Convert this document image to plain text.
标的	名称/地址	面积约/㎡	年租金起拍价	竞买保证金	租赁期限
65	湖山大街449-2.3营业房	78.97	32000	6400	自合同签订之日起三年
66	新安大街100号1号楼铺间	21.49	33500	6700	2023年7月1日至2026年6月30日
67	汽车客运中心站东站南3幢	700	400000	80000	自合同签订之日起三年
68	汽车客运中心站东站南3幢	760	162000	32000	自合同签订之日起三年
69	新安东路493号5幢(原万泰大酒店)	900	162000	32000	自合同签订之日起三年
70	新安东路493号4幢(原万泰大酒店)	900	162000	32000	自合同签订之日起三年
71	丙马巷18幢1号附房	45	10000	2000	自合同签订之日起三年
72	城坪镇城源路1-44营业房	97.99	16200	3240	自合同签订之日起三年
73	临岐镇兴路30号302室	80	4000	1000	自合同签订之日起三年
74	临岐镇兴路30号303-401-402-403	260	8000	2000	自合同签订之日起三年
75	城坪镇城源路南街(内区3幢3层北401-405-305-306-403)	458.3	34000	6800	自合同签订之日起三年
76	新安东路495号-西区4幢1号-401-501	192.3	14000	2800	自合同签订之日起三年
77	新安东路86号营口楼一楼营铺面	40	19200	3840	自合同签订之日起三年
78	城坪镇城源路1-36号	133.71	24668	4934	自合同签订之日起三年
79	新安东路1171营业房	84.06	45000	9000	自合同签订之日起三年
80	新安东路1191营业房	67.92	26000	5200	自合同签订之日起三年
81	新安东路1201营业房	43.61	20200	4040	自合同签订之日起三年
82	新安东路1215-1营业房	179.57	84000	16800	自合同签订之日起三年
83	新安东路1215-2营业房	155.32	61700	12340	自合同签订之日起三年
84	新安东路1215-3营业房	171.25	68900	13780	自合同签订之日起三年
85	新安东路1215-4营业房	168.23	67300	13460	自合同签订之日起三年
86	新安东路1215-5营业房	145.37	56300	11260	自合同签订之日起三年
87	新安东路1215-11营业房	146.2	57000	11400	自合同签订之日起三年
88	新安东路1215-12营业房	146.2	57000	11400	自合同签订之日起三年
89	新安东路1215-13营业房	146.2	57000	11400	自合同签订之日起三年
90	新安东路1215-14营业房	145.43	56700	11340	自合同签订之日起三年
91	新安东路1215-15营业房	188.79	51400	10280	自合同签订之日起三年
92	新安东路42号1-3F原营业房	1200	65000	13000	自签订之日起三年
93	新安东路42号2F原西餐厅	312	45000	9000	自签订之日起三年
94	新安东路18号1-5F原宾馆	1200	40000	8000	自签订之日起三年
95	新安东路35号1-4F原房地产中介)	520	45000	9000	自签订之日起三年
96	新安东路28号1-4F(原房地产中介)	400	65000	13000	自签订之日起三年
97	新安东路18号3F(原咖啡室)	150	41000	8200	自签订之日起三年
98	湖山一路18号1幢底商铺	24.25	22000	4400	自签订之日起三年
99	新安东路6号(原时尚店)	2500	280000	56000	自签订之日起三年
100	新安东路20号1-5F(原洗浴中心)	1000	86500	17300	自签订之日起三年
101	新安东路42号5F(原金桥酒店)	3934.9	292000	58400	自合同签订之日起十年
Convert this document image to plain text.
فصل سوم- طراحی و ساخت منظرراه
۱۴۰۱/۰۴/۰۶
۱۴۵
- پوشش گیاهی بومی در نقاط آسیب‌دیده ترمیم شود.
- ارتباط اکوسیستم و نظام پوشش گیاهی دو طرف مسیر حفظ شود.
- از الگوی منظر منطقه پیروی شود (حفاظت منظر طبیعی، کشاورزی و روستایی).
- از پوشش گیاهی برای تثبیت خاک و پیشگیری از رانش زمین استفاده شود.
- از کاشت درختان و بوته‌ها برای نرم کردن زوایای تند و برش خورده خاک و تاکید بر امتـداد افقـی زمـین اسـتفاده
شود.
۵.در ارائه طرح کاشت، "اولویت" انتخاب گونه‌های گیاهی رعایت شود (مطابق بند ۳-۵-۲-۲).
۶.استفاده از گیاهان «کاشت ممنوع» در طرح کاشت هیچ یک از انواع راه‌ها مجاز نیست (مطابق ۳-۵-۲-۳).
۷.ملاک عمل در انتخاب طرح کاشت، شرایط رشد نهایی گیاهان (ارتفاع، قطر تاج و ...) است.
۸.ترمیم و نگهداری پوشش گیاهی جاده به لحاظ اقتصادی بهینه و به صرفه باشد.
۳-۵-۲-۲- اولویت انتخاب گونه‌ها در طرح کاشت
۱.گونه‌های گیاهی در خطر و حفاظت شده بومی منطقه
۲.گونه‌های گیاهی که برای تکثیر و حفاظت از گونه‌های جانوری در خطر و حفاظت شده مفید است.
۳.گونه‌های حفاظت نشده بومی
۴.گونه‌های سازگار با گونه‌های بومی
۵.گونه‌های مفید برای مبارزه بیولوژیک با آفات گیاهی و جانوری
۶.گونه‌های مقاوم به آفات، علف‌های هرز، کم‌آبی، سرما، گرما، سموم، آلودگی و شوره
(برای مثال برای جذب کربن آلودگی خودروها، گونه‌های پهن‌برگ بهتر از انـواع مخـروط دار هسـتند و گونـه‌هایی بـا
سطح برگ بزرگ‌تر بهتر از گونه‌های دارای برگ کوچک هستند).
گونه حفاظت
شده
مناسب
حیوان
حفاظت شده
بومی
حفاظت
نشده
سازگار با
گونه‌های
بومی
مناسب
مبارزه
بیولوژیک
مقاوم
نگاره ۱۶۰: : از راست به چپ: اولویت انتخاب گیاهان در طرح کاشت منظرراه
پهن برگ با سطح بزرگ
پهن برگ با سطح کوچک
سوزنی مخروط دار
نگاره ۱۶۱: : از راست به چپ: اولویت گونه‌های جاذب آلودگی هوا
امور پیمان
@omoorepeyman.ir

========

◆ Instruction ◆
Transcribe the data above in full, exactly.

◆ Final answer ◆
Convert this document image to plain text.
标的	名称/地址	面积约/㎡	年租金起拍价	竞买保证金	租赁期限
65	湖山大街449-2.3营业房	78.97	32000	6400	自合同签订之日起三年
66	新安大街100号1号楼铺间	21.49	33500	6700	2023年7月1日至2026年6月30日
67	汽车客运中心站东站南3幢	700	400000	80000	自合同签订之日起三年
68	汽车客运中心站东站南3幢	760	162000	32000	自合同签订之日起三年
69	新安东路493号5幢(原万泰大酒店)	900	162000	32000	自合同签订之日起三年
70	新安东路493号4幢(原万泰大酒店)	900	162000	32000	自合同签订之日起三年
71	丙马巷18幢1号附房	45	10000	2000	自合同签订之日起三年
72	城坪镇城源路1-44营业房	97.99	16200	3240	自合同签订之日起三年
73	临岐镇兴路30号302室	80	4000	1000	自合同签订之日起三年
74	临岐镇兴路30号303-401-402-403	260	8000	2000	自合同签订之日起三年
75	城坪镇城源路南街(内区3幢3层北401-405-305-306-403)	458.3	34000	6800	自合同签订之日起三年
76	新安东路495号-西区4幢1号-401-501	192.3	14000	2800	自合同签订之日起三年
77	新安东路86号营口楼一楼营铺面	40	19200	3840	自合同签订之日起三年
78	城坪镇城源路1-36号	133.71	24668	4934	自合同签订之日起三年
79	新安东路1171营业房	84.06	45000	9000	自合同签订之日起三年
80	新安东路1191营业房	67.92	26000	5200	自合同签订之日起三年
81	新安东路1201营业房	43.61	20200	4040	自合同签订之日起三年
82	新安东路1215-1营业房	179.57	84000	16800	自合同签订之日起三年
83	新安东路1215-2营业房	155.32	61700	12340	自合同签订之日起三年
84	新安东路1215-3营业房	171.25	68900	13780	自合同签订之日起三年
85	新安东路1215-4营业房	168.23	67300	13460	自合同签订之日起三年
86	新安东路1215-5营业房	145.37	56300	11260	自合同签订之日起三年
87	新安东路1215-11营业房	146.2	57000	11400	自合同签订之日起三年
88	新安东路1215-12营业房	146.2	57000	11400	自合同签订之日起三年
89	新安东路1215-13营业房	146.2	57000	11400	自合同签订之日起三年
90	新安东路1215-14营业房	145.43	56700	11340	自合同签订之日起三年
91	新安东路1215-15营业房	188.79	51400	10280	自合同签订之日起三年
92	新安东路42号1-3F原营业房	1200	65000	13000	自签订之日起三年
93	新安东路42号2F原西餐厅	312	45000	9000	自签订之日起三年
94	新安东路18号1-5F原宾馆	1200	40000	8000	自签订之日起三年
95	新安东路35号1-4F原房地产中介)	520	45000	9000	自签订之日起三年
96	新安东路28号1-4F(原房地产中介)	400	65000	13000	自签订之日起三年
97	新安东路18号3F(原咖啡室)	150	41000	8200	自签订之日起三年
98	湖山一路18号1幢底商铺	24.25	22000	4400	自签订之日起三年
99	新安东路6号(原时尚店)	2500	280000	56000	自签订之日起三年
100	新安东路20号1-5F(原洗浴中心)	1000	86500	17300	自签订之日起三年
101	新安东路42号5F(原金桥酒店)	3934.9	292000	58400	自合同签订之日起十年
Convert this document image to plain text.
فصل سوم- طراحی و ساخت منظرراه
۱۴۰۱/۰۴/۰۶
۱۴۵
- پوشش گیاهی بومی در نقاط آسیب‌دیده ترمیم شود.
- ارتباط اکوسیستم و نظام پوشش گیاهی دو طرف مسیر حفظ شود.
- از الگوی منظر منطقه پیروی شود (حفاظت منظر طبیعی، کشاورزی و روستایی).
- از پوشش گیاهی برای تثبیت خاک و پیشگیری از رانش زمین استفاده شود.
- از کاشت درختان و بوته‌ها برای نرم کردن زوایای تند و برش خورده خاک و تاکید بر امتـداد افقـی زمـین اسـتفاده
شود.
۵.در ارائه طرح کاشت، "اولویت" انتخاب گونه‌های گیاهی رعایت شود (مطابق بند ۳-۵-۲-۲).
۶.استفاده از گیاهان «کاشت ممنوع» در طرح کاشت هیچ یک از انواع راه‌ها مجاز نیست (مطابق ۳-۵-۲-۳).
۷.ملاک عمل در انتخاب طرح کاشت، شرایط رشد نهایی گیاهان (ارتفاع، قطر تاج و ...) است.
۸.ترمیم و نگهداری پوشش گیاهی جاده به لحاظ اقتصادی بهینه و به صرفه باشد.
۳-۵-۲-۲- اولویت انتخاب گونه‌ها در طرح کاشت
۱.گونه‌های گیاهی در خطر و حفاظت شده بومی منطقه
۲.گونه‌های گیاهی که برای تکثیر و حفاظت از گونه‌های جانوری در خطر و حفاظت شده مفید است.
۳.گونه‌های حفاظت نشده بومی
۴.گونه‌های سازگار با گونه‌های بومی
۵.گونه‌های مفید برای مبارزه بیولوژیک با آفات گیاهی و جانوری
۶.گونه‌های مقاوم به آفات، علف‌های هرز، کم‌آبی، سرما، گرما، سموم، آلودگی و شوره
(برای مثال برای جذب کربن آلودگی خودروها، گونه‌های پهن‌برگ بهتر از انـواع مخـروط دار هسـتند و گونـه‌هایی بـا
سطح برگ بزرگ‌تر بهتر از گونه‌های دارای برگ کوچک هستند).
گونه حفاظت
شده
مناسب
حیوان
حفاظت شده
بومی
حفاظت
نشده
سازگار با
گونه‌های
بومی
مناسب
مبارزه
بیولوژیک
مقاوم
نگاره ۱۶۰: : از راست به چپ: اولویت انتخاب گیاهان در طرح کاشت منظرراه
پهن برگ با سطح بزرگ
پهن برگ با سطح کوچک
سوزنی مخروط دار
نگاره ۱۶۱: : از راست به چپ: اولویت گونه‌های جاذب آلودگی هوا
امور پیمان
@omoorepeyman.ir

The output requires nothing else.